> [Short problem]: Render the following material again verbatim, leaving nothing out.

> [Data provided]:

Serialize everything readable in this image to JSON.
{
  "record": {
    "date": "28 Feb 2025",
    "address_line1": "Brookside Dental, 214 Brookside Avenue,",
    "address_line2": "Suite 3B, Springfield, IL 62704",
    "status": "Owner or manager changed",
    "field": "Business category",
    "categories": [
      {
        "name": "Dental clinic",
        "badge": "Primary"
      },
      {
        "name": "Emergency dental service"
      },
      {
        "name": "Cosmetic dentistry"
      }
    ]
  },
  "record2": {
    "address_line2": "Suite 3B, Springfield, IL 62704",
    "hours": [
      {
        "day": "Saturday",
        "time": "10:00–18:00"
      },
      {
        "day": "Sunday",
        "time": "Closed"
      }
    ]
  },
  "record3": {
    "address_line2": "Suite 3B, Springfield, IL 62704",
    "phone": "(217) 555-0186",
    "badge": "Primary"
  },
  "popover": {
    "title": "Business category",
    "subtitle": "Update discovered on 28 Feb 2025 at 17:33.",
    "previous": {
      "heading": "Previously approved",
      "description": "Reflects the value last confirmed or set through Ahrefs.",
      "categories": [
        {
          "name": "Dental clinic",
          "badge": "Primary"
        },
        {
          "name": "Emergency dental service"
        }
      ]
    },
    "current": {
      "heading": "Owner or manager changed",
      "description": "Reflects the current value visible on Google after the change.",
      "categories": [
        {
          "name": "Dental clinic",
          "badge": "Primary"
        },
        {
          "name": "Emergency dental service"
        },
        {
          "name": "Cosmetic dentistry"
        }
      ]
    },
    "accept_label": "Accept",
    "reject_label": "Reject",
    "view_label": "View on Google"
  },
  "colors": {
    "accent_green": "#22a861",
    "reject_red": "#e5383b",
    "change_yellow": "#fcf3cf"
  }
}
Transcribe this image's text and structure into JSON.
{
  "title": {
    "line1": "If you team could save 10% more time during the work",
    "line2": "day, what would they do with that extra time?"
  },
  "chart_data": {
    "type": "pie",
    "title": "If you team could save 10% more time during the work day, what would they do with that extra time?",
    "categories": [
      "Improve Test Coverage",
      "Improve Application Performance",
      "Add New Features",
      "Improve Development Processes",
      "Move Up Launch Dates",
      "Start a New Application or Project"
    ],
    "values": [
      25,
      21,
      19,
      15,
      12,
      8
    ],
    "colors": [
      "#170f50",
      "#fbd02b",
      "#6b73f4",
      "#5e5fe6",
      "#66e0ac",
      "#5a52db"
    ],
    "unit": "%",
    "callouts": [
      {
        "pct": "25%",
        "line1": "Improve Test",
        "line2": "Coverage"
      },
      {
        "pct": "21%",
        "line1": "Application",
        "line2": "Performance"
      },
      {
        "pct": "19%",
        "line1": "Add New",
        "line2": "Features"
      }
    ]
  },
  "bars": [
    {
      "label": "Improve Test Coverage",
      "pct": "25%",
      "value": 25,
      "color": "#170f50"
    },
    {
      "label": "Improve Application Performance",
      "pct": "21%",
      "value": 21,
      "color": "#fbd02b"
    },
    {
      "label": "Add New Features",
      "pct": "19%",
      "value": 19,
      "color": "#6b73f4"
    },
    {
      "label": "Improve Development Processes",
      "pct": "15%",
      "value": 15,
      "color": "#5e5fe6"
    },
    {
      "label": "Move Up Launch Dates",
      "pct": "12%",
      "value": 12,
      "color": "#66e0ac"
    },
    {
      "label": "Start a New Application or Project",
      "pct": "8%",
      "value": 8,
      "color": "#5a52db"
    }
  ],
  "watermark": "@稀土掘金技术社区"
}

> [Task output]:
Serialize everything readable in this image to JSON.
{
  "record": {
    "date": "28 Feb 2025",
    "address_line1": "Brookside Dental, 214 Brookside Avenue,",
    "address_line2": "Suite 3B, Springfield, IL 62704",
    "status": "Owner or manager changed",
    "field": "Business category",
    "categories": [
      {
        "name": "Dental clinic",
        "badge": "Primary"
      },
      {
        "name": "Emergency dental service"
      },
      {
        "name": "Cosmetic dentistry"
      }
    ]
  },
  "record2": {
    "address_line2": "Suite 3B, Springfield, IL 62704",
    "hours": [
      {
        "day": "Saturday",
        "time": "10:00–18:00"
      },
      {
        "day": "Sunday",
        "time": "Closed"
      }
    ]
  },
  "record3": {
    "address_line2": "Suite 3B, Springfield, IL 62704",
    "phone": "(217) 555-0186",
    "badge": "Primary"
  },
  "popover": {
    "title": "Business category",
    "subtitle": "Update discovered on 28 Feb 2025 at 17:33.",
    "previous": {
      "heading": "Previously approved",
      "description": "Reflects the value last confirmed or set through Ahrefs.",
      "categories": [
        {
          "name": "Dental clinic",
          "badge": "Primary"
        },
        {
          "name": "Emergency dental service"
        }
      ]
    },
    "current": {
      "heading": "Owner or manager changed",
      "description": "Reflects the current value visible on Google after the change.",
      "categories": [
        {
          "name": "Dental clinic",
          "badge": "Primary"
        },
        {
          "name": "Emergency dental service"
        },
        {
          "name": "Cosmetic dentistry"
        }
      ]
    },
    "accept_label": "Accept",
    "reject_label": "Reject",
    "view_label": "View on Google"
  },
  "colors": {
    "accent_green": "#22a861",
    "reject_red": "#e5383b",
    "change_yellow": "#fcf3cf"
  }
}
Transcribe this image's text and structure into JSON.
{
  "title": {
    "line1": "If you team could save 10% more time during the work",
    "line2": "day, what would they do with that extra time?"
  },
  "chart_data": {
    "type": "pie",
    "title": "If you team could save 10% more time during the work day, what would they do with that extra time?",
    "categories": [
      "Improve Test Coverage",
      "Improve Application Performance",
      "Add New Features",
      "Improve Development Processes",
      "Move Up Launch Dates",
      "Start a New Application or Project"
    ],
    "values": [
      25,
      21,
      19,
      15,
      12,
      8
    ],
    "colors": [
      "#170f50",
      "#fbd02b",
      "#6b73f4",
      "#5e5fe6",
      "#66e0ac",
      "#5a52db"
    ],
    "unit": "%",
    "callouts": [
      {
        "pct": "25%",
        "line1": "Improve Test",
        "line2": "Coverage"
      },
      {
        "pct": "21%",
        "line1": "Application",
        "line2": "Performance"
      },
      {
        "pct": "19%",
        "line1": "Add New",
        "line2": "Features"
      }
    ]
  },
  "bars": [
    {
      "label": "Improve Test Coverage",
      "pct": "25%",
      "value": 25,
      "color": "#170f50"
    },
    {
      "label": "Improve Application Performance",
      "pct": "21%",
      "value": 21,
      "color": "#fbd02b"
    },
    {
      "label": "Add New Features",
      "pct": "19%",
      "value": 19,
      "color": "#6b73f4"
    },
    {
      "label": "Improve Development Processes",
      "pct": "15%",
      "value": 15,
      "color": "#5e5fe6"
    },
    {
      "label": "Move Up Launch Dates",
      "pct": "12%",
      "value": 12,
      "color": "#66e0ac"
    },
    {
      "label": "Start a New Application or Project",
      "pct": "8%",
      "value": 8,
      "color": "#5a52db"
    }
  ],
  "watermark": "@稀土掘金技术社区"
}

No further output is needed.